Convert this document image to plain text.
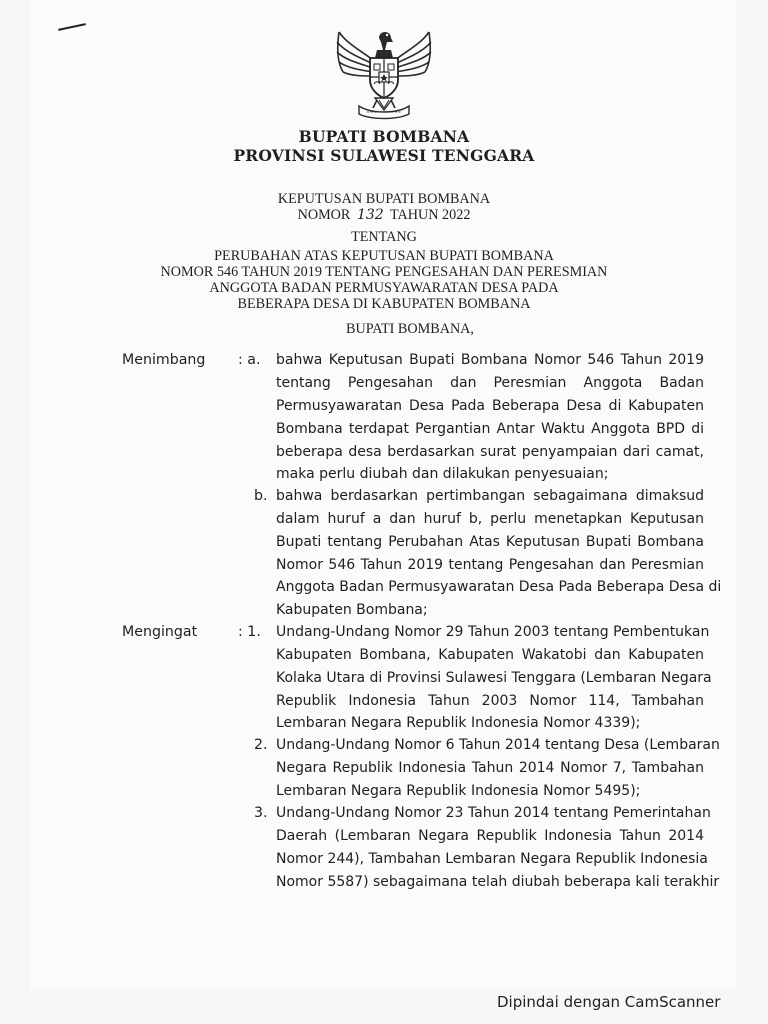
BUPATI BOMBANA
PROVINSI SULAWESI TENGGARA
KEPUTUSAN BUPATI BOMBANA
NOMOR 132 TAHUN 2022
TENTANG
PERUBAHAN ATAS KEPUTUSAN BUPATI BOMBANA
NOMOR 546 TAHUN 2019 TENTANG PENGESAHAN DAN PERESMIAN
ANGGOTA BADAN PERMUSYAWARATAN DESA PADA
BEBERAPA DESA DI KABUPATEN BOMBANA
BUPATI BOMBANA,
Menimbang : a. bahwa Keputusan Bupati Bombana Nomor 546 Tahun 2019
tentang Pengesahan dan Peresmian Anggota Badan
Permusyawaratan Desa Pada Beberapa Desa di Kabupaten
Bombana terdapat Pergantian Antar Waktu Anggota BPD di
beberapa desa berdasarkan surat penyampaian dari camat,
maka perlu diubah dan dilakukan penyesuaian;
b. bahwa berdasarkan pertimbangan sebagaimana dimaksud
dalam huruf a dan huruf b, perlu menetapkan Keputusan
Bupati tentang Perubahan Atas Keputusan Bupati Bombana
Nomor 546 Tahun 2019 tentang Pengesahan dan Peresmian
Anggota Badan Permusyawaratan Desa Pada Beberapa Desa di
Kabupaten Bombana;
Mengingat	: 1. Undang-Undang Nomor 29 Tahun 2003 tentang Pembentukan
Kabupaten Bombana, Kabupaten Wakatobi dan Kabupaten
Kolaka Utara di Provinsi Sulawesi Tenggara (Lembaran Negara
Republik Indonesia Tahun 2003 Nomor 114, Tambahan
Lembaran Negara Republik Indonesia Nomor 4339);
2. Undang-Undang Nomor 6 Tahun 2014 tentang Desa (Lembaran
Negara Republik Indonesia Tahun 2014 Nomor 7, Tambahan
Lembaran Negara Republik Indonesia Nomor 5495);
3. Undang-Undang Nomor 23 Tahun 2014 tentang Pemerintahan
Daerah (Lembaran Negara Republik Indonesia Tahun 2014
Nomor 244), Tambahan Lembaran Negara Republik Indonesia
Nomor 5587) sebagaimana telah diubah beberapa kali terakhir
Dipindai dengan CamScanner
==================================================
### Stated exercise
Reproduce the full listing above verbatim, with no pictures included.

### Correct output
Convert this document image to plain text.
BUPATI BOMBANA
PROVINSI SULAWESI TENGGARA
KEPUTUSAN BUPATI BOMBANA
NOMOR 132 TAHUN 2022
TENTANG
PERUBAHAN ATAS KEPUTUSAN BUPATI BOMBANA
NOMOR 546 TAHUN 2019 TENTANG PENGESAHAN DAN PERESMIAN
ANGGOTA BADAN PERMUSYAWARATAN DESA PADA
BEBERAPA DESA DI KABUPATEN BOMBANA
BUPATI BOMBANA,
Menimbang : a. bahwa Keputusan Bupati Bombana Nomor 546 Tahun 2019
tentang Pengesahan dan Peresmian Anggota Badan
Permusyawaratan Desa Pada Beberapa Desa di Kabupaten
Bombana terdapat Pergantian Antar Waktu Anggota BPD di
beberapa desa berdasarkan surat penyampaian dari camat,
maka perlu diubah dan dilakukan penyesuaian;
b. bahwa berdasarkan pertimbangan sebagaimana dimaksud
dalam huruf a dan huruf b, perlu menetapkan Keputusan
Bupati tentang Perubahan Atas Keputusan Bupati Bombana
Nomor 546 Tahun 2019 tentang Pengesahan dan Peresmian
Anggota Badan Permusyawaratan Desa Pada Beberapa Desa di
Kabupaten Bombana;
Mengingat	: 1. Undang-Undang Nomor 29 Tahun 2003 tentang Pembentukan
Kabupaten Bombana, Kabupaten Wakatobi dan Kabupaten
Kolaka Utara di Provinsi Sulawesi Tenggara (Lembaran Negara
Republik Indonesia Tahun 2003 Nomor 114, Tambahan
Lembaran Negara Republik Indonesia Nomor 4339);
2. Undang-Undang Nomor 6 Tahun 2014 tentang Desa (Lembaran
Negara Republik Indonesia Tahun 2014 Nomor 7, Tambahan
Lembaran Negara Republik Indonesia Nomor 5495);
3. Undang-Undang Nomor 23 Tahun 2014 tentang Pemerintahan
Daerah (Lembaran Negara Republik Indonesia Tahun 2014
Nomor 244), Tambahan Lembaran Negara Republik Indonesia
Nomor 5587) sebagaimana telah diubah beberapa kali terakhir
Dipindai dengan CamScanner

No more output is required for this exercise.